Leaving out the pictures, please retype each record exactly.

• The input
· · · ·
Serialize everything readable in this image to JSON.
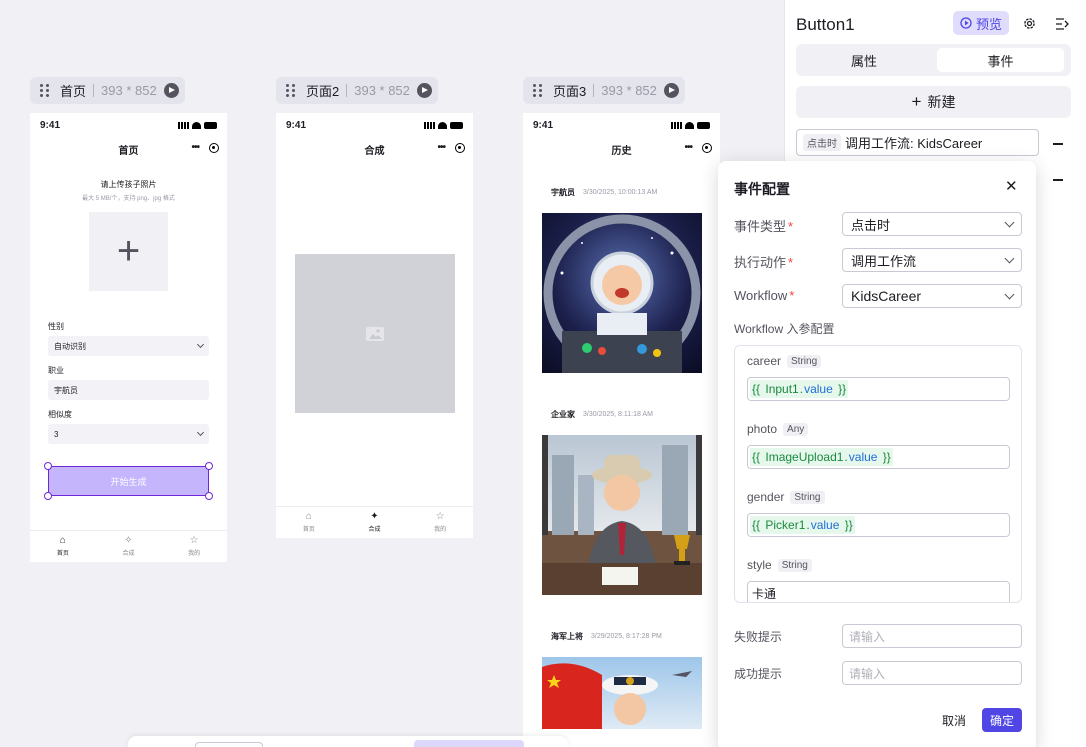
{
  "canvas": {
    "frames": [
      {
        "name": "首页",
        "size": "393 * 852"
      },
      {
        "name": "页面2",
        "size": "393 * 852"
      },
      {
        "name": "页面3",
        "size": "393 * 852"
      }
    ]
  },
  "phone_status_time": "9:41",
  "page1": {
    "title": "首页",
    "upload_title": "请上传孩子照片",
    "upload_hint": "最大 5 MB/个，支持 png、jpg 格式",
    "upload_plus": "+",
    "gender_label": "性别",
    "gender_value": "自动识别",
    "job_label": "职业",
    "job_value": "宇航员",
    "similarity_label": "相似度",
    "similarity_value": "3",
    "generate_button": "开始生成"
  },
  "page2": {
    "title": "合成"
  },
  "page3": {
    "title": "历史",
    "items": [
      {
        "title": "宇航员",
        "time": "3/30/2025, 10:00:13 AM"
      },
      {
        "title": "企业家",
        "time": "3/30/2025, 8:11:18 AM"
      },
      {
        "title": "海军上将",
        "time": "3/29/2025, 8:17:28 PM"
      }
    ]
  },
  "tabbar": [
    {
      "label": "首页",
      "icon": "home-icon"
    },
    {
      "label": "合成",
      "icon": "magic-icon"
    },
    {
      "label": "我的",
      "icon": "star-icon"
    }
  ],
  "panel": {
    "component_name": "Button1",
    "preview_label": "预览",
    "tabs": [
      "属性",
      "事件"
    ],
    "active_tab": "事件",
    "new_label": "新建",
    "event_tag": "点击时",
    "event_text": "调用工作流: KidsCareer"
  },
  "dialog": {
    "title": "事件配置",
    "event_type_label": "事件类型",
    "event_type_value": "点击时",
    "action_label": "执行动作",
    "action_value": "调用工作流",
    "workflow_label": "Workflow",
    "workflow_value": "KidsCareer",
    "params_title": "Workflow 入参配置",
    "params": [
      {
        "name": "career",
        "type": "String",
        "comp": "Input1",
        "prop": "value"
      },
      {
        "name": "photo",
        "type": "Any",
        "comp": "ImageUpload1",
        "prop": "value"
      },
      {
        "name": "gender",
        "type": "String",
        "comp": "Picker1",
        "prop": "value"
      },
      {
        "name": "style",
        "type": "String",
        "text": "卡通"
      }
    ],
    "fail_label": "失败提示",
    "fail_placeholder": "请输入",
    "success_label": "成功提示",
    "success_placeholder": "请输入",
    "cancel_label": "取消",
    "confirm_label": "确定",
    "brace_open": "{{",
    "brace_close": "}}"
  },
  "colors": {
    "accent": "#4f46e5",
    "selected_button": "#c4b5fd"
  }
}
· · · ·
• Finished task
Serialize everything readable in this image to JSON.
{
  "canvas": {
    "frames": [
      {
        "name": "首页",
        "size": "393 * 852"
      },
      {
        "name": "页面2",
        "size": "393 * 852"
      },
      {
        "name": "页面3",
        "size": "393 * 852"
      }
    ]
  },
  "phone_status_time": "9:41",
  "page1": {
    "title": "首页",
    "upload_title": "请上传孩子照片",
    "upload_hint": "最大 5 MB/个，支持 png、jpg 格式",
    "upload_plus": "+",
    "gender_label": "性别",
    "gender_value": "自动识别",
    "job_label": "职业",
    "job_value": "宇航员",
    "similarity_label": "相似度",
    "similarity_value": "3",
    "generate_button": "开始生成"
  },
  "page2": {
    "title": "合成"
  },
  "page3": {
    "title": "历史",
    "items": [
      {
        "title": "宇航员",
        "time": "3/30/2025, 10:00:13 AM"
      },
      {
        "title": "企业家",
        "time": "3/30/2025, 8:11:18 AM"
      },
      {
        "title": "海军上将",
        "time": "3/29/2025, 8:17:28 PM"
      }
    ]
  },
  "tabbar": [
    {
      "label": "首页",
      "icon": "home-icon"
    },
    {
      "label": "合成",
      "icon": "magic-icon"
    },
    {
      "label": "我的",
      "icon": "star-icon"
    }
  ],
  "panel": {
    "component_name": "Button1",
    "preview_label": "预览",
    "tabs": [
      "属性",
      "事件"
    ],
    "active_tab": "事件",
    "new_label": "新建",
    "event_tag": "点击时",
    "event_text": "调用工作流: KidsCareer"
  },
  "dialog": {
    "title": "事件配置",
    "event_type_label": "事件类型",
    "event_type_value": "点击时",
    "action_label": "执行动作",
    "action_value": "调用工作流",
    "workflow_label": "Workflow",
    "workflow_value": "KidsCareer",
    "params_title": "Workflow 入参配置",
    "params": [
      {
        "name": "career",
        "type": "String",
        "comp": "Input1",
        "prop": "value"
      },
      {
        "name": "photo",
        "type": "Any",
        "comp": "ImageUpload1",
        "prop": "value"
      },
      {
        "name": "gender",
        "type": "String",
        "comp": "Picker1",
        "prop": "value"
      },
      {
        "name": "style",
        "type": "String",
        "text": "卡通"
      }
    ],
    "fail_label": "失败提示",
    "fail_placeholder": "请输入",
    "success_label": "成功提示",
    "success_placeholder": "请输入",
    "cancel_label": "取消",
    "confirm_label": "确定",
    "brace_open": "{{",
    "brace_close": "}}"
  },
  "colors": {
    "accent": "#4f46e5",
    "selected_button": "#c4b5fd"
  }
}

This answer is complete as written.